1952 Dick Giordano est il un précurseur?
C'est dès 1952 que le mot "Magonia", pas encore popularisé par Jacques Vallée, mais qui avait bien failli resté à jamais inconnu, va apparaître dans une bande dessinée. Mais le dessinateur, Richard Joseph "Dick" Giordano, qui signait simplement "Dick Giordano", n'est probablement pas l'auteur du scénario. L'histoire qui est racontée mélange la légende des vaisseaux aériens lyonnais, et l'histoire britannique du vaisseau aérien de Cloéra, transporté en d'autres lieus aux siècles suivants par la magie de la rumeur.
Nous pensons au voyage spatial et aux invasions d'un autre monde comme une idée moderne de quelque chose qui pourrait arriver dans le futur... En fait, de telles notions datent de plusieurs siècles ... Il y a mille ans, on prétend que les autochtones d'Angleterre non seulement craignaient, mais subirent réellement les invasions des ... navires des nuages de Magonia.

» **LISTE**
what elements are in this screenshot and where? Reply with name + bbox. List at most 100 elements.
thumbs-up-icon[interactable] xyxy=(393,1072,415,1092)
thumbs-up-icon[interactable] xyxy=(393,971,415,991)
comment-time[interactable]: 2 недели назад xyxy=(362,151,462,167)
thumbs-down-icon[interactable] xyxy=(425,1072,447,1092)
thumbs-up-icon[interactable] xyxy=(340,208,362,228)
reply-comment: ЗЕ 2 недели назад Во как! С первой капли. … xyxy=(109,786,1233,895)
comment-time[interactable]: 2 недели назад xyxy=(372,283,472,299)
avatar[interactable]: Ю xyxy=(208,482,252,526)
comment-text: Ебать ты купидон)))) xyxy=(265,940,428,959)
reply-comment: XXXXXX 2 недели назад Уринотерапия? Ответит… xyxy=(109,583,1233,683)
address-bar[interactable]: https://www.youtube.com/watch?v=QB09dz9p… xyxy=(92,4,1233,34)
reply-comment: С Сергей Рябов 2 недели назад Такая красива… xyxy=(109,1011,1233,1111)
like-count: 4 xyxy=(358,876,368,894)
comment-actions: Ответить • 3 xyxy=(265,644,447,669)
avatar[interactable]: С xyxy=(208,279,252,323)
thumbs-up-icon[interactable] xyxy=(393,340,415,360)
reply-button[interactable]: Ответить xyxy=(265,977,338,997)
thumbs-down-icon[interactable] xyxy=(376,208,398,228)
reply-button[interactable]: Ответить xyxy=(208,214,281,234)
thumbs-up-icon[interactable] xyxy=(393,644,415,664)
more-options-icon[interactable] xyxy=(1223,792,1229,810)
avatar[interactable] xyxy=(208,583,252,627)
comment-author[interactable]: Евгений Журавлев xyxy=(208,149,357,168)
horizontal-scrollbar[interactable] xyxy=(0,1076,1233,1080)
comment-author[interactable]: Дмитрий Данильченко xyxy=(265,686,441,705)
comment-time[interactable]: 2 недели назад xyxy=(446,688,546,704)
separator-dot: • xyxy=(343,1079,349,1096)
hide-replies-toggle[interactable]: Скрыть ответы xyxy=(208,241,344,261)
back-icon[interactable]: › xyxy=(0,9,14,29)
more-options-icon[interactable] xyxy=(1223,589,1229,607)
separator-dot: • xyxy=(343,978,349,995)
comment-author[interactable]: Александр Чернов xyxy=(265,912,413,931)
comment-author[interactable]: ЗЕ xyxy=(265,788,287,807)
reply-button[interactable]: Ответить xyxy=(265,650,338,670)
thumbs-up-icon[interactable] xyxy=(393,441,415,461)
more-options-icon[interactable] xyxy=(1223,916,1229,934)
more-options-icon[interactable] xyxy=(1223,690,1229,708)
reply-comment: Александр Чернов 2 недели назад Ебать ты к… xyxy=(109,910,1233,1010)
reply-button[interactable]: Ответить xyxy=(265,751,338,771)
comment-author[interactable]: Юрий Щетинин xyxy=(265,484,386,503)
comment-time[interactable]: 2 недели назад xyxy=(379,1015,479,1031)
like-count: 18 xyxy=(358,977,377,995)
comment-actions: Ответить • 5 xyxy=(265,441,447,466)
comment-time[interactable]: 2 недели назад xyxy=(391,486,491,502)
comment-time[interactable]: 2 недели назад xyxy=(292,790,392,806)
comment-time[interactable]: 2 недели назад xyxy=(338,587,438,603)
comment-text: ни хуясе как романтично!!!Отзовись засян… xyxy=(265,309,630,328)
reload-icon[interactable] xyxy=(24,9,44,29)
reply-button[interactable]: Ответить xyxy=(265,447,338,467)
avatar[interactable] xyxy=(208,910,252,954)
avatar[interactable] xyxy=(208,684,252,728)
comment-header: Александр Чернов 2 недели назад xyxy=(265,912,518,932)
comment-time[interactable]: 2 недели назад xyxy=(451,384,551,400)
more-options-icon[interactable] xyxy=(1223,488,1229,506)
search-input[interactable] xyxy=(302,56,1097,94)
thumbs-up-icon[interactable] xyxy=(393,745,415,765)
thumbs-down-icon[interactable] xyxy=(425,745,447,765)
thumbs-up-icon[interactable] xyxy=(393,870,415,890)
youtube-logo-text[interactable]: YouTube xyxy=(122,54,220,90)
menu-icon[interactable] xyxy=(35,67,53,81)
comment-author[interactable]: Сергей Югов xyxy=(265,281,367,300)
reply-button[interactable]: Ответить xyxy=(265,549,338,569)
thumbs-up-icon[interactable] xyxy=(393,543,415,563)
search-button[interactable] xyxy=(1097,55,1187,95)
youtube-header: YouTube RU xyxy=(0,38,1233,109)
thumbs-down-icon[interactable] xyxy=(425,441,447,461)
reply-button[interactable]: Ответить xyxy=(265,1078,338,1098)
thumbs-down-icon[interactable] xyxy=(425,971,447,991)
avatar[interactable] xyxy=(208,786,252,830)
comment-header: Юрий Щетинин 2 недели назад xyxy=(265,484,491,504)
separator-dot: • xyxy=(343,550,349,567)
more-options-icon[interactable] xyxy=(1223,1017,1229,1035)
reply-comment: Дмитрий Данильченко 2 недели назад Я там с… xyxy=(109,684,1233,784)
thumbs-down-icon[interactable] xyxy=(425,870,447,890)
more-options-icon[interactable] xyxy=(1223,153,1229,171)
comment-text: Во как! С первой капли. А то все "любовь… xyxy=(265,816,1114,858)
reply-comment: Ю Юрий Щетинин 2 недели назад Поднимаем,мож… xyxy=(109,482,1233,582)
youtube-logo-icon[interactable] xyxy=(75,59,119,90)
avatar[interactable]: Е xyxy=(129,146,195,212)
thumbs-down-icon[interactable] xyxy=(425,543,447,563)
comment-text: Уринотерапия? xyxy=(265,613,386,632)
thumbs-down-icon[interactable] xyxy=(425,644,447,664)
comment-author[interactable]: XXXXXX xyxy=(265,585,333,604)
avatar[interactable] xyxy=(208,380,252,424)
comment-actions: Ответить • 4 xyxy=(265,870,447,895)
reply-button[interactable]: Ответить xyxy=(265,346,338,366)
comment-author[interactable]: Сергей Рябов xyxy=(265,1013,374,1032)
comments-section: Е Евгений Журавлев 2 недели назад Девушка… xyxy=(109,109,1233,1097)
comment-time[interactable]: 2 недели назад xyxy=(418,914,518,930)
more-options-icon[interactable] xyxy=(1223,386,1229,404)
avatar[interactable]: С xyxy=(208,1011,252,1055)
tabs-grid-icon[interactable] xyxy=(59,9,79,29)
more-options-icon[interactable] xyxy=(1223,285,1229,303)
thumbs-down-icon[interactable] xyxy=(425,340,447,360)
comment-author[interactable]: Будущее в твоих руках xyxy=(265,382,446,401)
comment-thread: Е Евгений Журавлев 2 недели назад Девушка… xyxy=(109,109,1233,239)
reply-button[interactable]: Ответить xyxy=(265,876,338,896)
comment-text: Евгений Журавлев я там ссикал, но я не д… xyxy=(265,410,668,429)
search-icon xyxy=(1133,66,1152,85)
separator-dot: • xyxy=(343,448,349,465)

» **CONSIGNE**
Recopiez en entier le texte sur Magonia et Dick Giordano, sans rien y changer.

» **RÉPONSE**
1952 Dick Giordano est il un précurseur?
C'est dès 1952 que le mot "Magonia", pas encore popularisé par Jacques Vallée, mais qui avait bien failli resté à jamais inconnu, va apparaître dans une bande dessinée. Mais le dessinateur, Richard Joseph "Dick" Giordano, qui signait simplement "Dick Giordano", n'est probablement pas l'auteur du scénario. L'histoire qui est racontée mélange la légende des vaisseaux aériens lyonnais, et l'histoire britannique du vaisseau aérien de Cloéra, transporté en d'autres lieus aux siècles suivants par la magie de la rumeur.
Nous pensons au voyage spatial et aux invasions d'un autre monde comme une idée moderne de quelque chose qui pourrait arriver dans le futur... En fait, de telles notions datent de plusieurs siècles ... Il y a mille ans, on prétend que les autochtones d'Angleterre non seulement craignaient, mais subirent réellement les invasions des ... navires des nuages de Magonia.